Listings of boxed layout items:
▬▬▬

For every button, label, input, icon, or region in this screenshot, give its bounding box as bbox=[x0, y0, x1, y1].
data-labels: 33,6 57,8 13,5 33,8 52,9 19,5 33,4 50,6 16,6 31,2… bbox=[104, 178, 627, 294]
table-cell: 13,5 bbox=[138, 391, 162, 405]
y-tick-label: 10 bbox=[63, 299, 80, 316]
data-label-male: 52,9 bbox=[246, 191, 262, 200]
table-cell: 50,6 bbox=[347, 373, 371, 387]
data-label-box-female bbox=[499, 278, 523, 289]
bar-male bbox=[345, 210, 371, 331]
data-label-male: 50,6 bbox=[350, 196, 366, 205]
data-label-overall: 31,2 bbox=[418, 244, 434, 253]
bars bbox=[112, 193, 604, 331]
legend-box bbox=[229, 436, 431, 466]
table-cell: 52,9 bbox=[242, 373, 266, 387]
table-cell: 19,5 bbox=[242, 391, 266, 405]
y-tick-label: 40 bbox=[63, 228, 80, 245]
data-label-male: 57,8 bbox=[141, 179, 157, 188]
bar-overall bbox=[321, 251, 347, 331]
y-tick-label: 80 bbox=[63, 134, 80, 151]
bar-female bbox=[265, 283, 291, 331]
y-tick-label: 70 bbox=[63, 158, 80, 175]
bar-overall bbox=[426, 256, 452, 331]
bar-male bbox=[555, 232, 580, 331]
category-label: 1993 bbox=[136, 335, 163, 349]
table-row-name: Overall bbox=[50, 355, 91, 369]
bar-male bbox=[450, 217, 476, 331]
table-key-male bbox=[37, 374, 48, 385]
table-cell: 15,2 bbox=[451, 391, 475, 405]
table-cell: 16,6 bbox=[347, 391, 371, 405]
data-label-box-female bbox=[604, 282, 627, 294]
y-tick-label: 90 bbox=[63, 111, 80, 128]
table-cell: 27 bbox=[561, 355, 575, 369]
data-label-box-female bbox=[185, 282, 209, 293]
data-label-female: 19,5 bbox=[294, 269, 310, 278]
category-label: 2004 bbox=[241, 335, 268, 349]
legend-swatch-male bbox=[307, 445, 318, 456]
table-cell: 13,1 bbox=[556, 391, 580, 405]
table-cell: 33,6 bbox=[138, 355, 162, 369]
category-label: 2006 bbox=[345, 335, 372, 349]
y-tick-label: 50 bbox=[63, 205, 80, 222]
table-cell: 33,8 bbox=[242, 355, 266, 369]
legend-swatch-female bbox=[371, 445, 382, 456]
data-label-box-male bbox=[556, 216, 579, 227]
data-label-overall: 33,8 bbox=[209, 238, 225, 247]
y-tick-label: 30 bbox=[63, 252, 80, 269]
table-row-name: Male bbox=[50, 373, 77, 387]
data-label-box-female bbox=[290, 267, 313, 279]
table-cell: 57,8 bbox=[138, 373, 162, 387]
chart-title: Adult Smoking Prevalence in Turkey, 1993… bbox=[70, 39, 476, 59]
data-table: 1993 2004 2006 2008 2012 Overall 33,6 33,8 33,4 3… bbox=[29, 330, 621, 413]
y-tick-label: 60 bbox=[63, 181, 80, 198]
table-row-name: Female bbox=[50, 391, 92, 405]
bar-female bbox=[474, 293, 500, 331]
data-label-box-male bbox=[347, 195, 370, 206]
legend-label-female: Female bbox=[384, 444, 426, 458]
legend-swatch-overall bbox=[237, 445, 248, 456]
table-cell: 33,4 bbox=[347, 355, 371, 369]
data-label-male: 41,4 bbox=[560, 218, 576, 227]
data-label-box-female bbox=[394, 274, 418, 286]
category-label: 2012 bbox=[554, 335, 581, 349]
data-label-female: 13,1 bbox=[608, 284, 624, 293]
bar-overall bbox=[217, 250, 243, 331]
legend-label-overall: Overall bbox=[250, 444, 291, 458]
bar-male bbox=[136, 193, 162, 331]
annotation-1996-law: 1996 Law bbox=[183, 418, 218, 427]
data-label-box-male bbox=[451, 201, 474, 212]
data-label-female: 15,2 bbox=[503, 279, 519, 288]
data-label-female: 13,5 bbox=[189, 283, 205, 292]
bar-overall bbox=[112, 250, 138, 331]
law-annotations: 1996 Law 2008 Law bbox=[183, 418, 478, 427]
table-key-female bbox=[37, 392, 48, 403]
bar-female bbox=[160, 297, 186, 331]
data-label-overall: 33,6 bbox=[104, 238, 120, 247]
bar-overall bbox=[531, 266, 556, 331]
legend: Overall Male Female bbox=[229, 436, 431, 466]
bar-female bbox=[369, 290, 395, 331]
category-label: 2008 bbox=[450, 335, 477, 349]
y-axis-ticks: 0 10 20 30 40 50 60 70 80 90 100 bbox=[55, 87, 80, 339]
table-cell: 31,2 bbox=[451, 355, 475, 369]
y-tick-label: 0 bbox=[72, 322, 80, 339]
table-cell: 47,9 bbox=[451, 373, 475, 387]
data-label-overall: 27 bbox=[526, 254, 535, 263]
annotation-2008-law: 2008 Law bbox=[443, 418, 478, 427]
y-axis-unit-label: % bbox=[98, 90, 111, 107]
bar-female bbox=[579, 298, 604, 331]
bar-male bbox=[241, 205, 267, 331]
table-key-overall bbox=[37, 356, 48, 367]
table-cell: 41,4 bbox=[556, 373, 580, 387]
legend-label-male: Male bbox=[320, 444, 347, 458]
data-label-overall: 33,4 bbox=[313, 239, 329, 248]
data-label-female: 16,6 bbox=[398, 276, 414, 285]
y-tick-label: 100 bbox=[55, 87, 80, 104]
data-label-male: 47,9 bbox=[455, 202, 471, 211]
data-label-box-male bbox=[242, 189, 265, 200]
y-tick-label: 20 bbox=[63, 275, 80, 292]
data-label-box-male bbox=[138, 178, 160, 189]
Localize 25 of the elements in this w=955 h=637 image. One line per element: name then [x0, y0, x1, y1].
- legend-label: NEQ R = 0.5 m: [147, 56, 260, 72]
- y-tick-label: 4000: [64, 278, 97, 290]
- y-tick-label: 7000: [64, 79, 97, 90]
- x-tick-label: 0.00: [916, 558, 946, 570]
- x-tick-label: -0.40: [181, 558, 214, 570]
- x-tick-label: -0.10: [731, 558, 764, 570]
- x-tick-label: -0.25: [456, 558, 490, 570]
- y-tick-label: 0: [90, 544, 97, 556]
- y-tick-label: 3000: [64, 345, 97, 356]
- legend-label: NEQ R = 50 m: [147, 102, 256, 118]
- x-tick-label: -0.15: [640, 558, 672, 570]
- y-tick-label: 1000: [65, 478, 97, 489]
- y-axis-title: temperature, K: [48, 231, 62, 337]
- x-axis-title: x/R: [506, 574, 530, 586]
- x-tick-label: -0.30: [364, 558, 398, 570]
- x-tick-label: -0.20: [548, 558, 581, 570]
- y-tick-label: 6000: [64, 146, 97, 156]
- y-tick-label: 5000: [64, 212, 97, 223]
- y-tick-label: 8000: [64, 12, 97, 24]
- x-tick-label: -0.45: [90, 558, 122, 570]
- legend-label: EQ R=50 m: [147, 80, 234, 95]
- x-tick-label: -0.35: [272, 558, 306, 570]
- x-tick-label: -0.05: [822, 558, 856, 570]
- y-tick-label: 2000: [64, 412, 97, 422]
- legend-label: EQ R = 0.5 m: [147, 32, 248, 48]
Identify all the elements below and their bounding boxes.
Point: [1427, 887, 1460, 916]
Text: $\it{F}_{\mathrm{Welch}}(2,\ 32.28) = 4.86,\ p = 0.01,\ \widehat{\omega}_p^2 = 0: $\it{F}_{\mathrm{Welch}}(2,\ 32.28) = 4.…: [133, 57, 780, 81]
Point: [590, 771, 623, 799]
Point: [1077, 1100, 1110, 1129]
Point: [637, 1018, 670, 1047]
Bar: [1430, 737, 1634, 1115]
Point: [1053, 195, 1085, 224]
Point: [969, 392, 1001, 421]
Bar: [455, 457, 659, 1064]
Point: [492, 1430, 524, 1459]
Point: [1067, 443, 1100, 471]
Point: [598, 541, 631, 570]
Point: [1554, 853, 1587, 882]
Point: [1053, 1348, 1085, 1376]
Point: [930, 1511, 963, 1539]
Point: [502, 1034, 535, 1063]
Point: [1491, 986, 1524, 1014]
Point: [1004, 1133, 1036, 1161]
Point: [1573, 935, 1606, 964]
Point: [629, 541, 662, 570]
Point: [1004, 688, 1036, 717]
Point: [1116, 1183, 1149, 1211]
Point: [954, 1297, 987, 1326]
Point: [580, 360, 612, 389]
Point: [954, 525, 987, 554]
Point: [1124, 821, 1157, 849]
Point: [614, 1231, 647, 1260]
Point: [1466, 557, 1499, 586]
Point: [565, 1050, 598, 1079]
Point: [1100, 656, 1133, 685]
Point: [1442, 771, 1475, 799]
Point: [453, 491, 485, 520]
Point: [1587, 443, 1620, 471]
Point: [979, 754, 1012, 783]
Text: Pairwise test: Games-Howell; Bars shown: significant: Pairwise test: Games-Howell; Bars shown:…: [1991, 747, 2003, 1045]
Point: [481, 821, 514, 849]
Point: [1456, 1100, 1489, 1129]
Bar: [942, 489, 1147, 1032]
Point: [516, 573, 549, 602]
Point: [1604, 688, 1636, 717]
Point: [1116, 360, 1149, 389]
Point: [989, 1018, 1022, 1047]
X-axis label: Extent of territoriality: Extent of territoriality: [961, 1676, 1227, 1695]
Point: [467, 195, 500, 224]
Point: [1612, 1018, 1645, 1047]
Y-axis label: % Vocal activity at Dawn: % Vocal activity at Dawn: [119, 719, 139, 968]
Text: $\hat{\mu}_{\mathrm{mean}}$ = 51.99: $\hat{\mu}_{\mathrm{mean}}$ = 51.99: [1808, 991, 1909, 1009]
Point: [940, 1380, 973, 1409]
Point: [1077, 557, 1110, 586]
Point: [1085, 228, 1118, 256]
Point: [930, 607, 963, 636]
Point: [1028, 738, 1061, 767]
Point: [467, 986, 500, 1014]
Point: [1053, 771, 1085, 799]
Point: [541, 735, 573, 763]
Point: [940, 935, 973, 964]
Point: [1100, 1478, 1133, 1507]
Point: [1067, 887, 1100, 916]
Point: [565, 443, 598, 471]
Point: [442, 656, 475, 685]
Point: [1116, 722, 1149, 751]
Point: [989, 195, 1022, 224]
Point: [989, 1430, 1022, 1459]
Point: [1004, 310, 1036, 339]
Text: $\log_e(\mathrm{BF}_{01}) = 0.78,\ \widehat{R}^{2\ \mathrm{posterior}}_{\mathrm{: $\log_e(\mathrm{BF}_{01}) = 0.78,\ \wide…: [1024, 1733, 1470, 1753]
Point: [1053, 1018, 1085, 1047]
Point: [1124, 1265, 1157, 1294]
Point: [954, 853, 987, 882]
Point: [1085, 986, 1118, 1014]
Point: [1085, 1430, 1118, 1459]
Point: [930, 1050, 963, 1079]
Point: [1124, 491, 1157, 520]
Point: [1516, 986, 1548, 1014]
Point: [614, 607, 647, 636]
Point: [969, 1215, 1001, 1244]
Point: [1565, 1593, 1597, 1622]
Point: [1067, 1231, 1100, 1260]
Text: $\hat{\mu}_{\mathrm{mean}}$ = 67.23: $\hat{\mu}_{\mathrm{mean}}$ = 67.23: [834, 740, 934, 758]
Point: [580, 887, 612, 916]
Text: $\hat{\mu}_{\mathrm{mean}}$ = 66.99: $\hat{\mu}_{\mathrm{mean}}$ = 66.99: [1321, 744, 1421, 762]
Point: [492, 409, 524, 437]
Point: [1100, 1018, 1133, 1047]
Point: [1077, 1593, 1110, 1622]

▬▬▬

▸ **Exercise directions**: List every line in the items above that contains the string "bounding", treating uppercase and lowercase as different.

▸ **Complete response**:
For every button, label, input, icon, or region in this screenshot, give its bounding box as bbox=[x0, y0, x1, y1].
Identify all the elements below and their bounding boxes.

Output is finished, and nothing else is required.